- EXCERPTED DATA
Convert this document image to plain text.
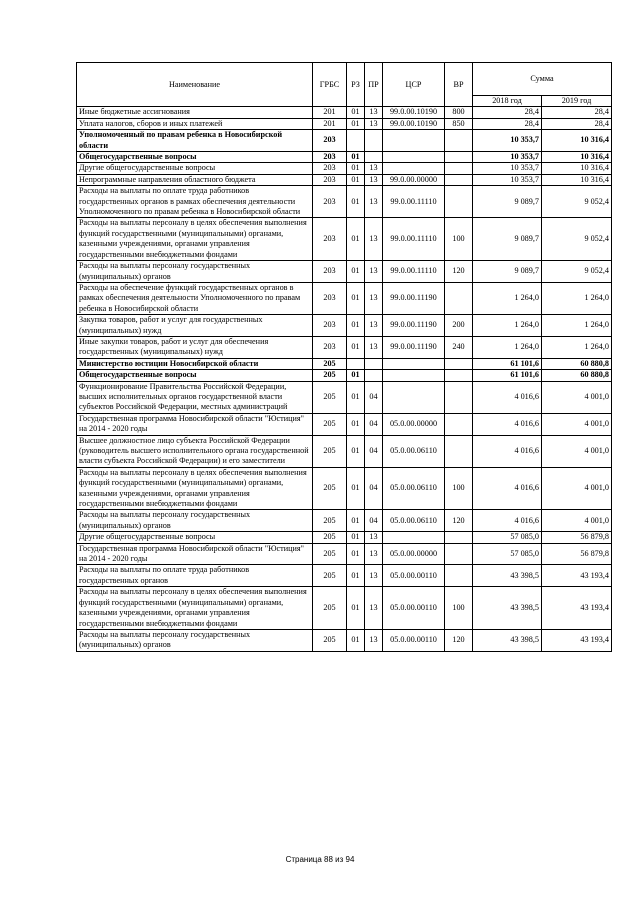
Наименование	ГРБС	РЗ	ПР	ЦСР	ВР	Сумма	
						2018 год	2019 год
Иные бюджетные ассигнования	201	01	13	99.0.00.10190	800	28,4	28,4
Уплата налогов, сборов и иных платежей	201	01	13	99.0.00.10190	850	28,4	28,4
Уполномоченный по правам ребенка в Новосибирской области	203					10 353,7	10 316,4
Общегосударственные вопросы	203	01				10 353,7	10 316,4
Другие общегосударственные вопросы	203	01	13			10 353,7	10 316,4
Непрограммные направления областного бюджета	203	01	13	99.0.00.00000		10 353,7	10 316,4
Расходы на выплаты по оплате труда работников государственных органов в рамках обеспечения деятельности Уполномоченного по правам ребенка в Новосибирской области	203	01	13	99.0.00.11110		9 089,7	9 052,4
Расходы на выплаты персоналу в целях обеспечения выполнения функций государственными (муниципальными) органами, казенными учреждениями, органами управления государственными внебюджетными фондами	203	01	13	99.0.00.11110	100	9 089,7	9 052,4
Расходы на выплаты персоналу государственных (муниципальных) органов	203	01	13	99.0.00.11110	120	9 089,7	9 052,4
Расходы на обеспечение функций государственных органов в рамках обеспечения деятельности Уполномоченного по правам ребенка в Новосибирской области	203	01	13	99.0.00.11190		1 264,0	1 264,0
Закупка товаров, работ и услуг для государственных (муниципальных) нужд	203	01	13	99.0.00.11190	200	1 264,0	1 264,0
Иные закупки товаров, работ и услуг для обеспечения государственных (муниципальных) нужд	203	01	13	99.0.00.11190	240	1 264,0	1 264,0
Министерство юстиции Новосибирской области	205					61 101,6	60 880,8
Общегосударственные вопросы	205	01				61 101,6	60 880,8
Функционирование Правительства Российской Федерации, высших исполнительных органов государственной власти субъектов Российской Федерации, местных администраций	205	01	04			4 016,6	4 001,0
Государственная программа Новосибирской области "Юстиция" на 2014 - 2020 годы	205	01	04	05.0.00.00000		4 016,6	4 001,0
Высшее должностное лицо субъекта Российской Федерации (руководитель высшего исполнительного органа государственной власти субъекта Российской Федерации) и его заместители	205	01	04	05.0.00.06110		4 016,6	4 001,0
Расходы на выплаты персоналу в целях обеспечения выполнения функций государственными (муниципальными) органами, казенными учреждениями, органами управления государственными внебюджетными фондами	205	01	04	05.0.00.06110	100	4 016,6	4 001,0
Расходы на выплаты персоналу государственных (муниципальных) органов	205	01	04	05.0.00.06110	120	4 016,6	4 001,0
Другие общегосударственные вопросы	205	01	13			57 085,0	56 879,8
Государственная программа Новосибирской области "Юстиция" на 2014 - 2020 годы	205	01	13	05.0.00.00000		57 085,0	56 879,8
Расходы на выплаты по оплате труда работников государственных органов	205	01	13	05.0.00.00110		43 398,5	43 193,4
Расходы на выплаты персоналу в целях обеспечения выполнения функций государственными (муниципальными) органами, казенными учреждениями, органами управления государственными внебюджетными фондами	205	01	13	05.0.00.00110	100	43 398,5	43 193,4
Расходы на выплаты персоналу государственных (муниципальных) органов	205	01	13	05.0.00.00110	120	43 398,5	43 193,4
Страница 88 из 94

- YOUR TASK
Using the listing above, return all lines where the word "Федерации" occurs.

- RESULT OF THE TASK
Функционирование Правительства Российской Федерации, высших исполнительных органов государственной власти субъектов Российской Федерации, местных администраций	205	01	04			4 016,6	4 001,0
Высшее должностное лицо субъекта Российской Федерации (руководитель высшего исполнительного органа государственной власти субъекта Российской Федерации) и его заместители	205	01	04	05.0.00.06110		4 016,6	4 001,0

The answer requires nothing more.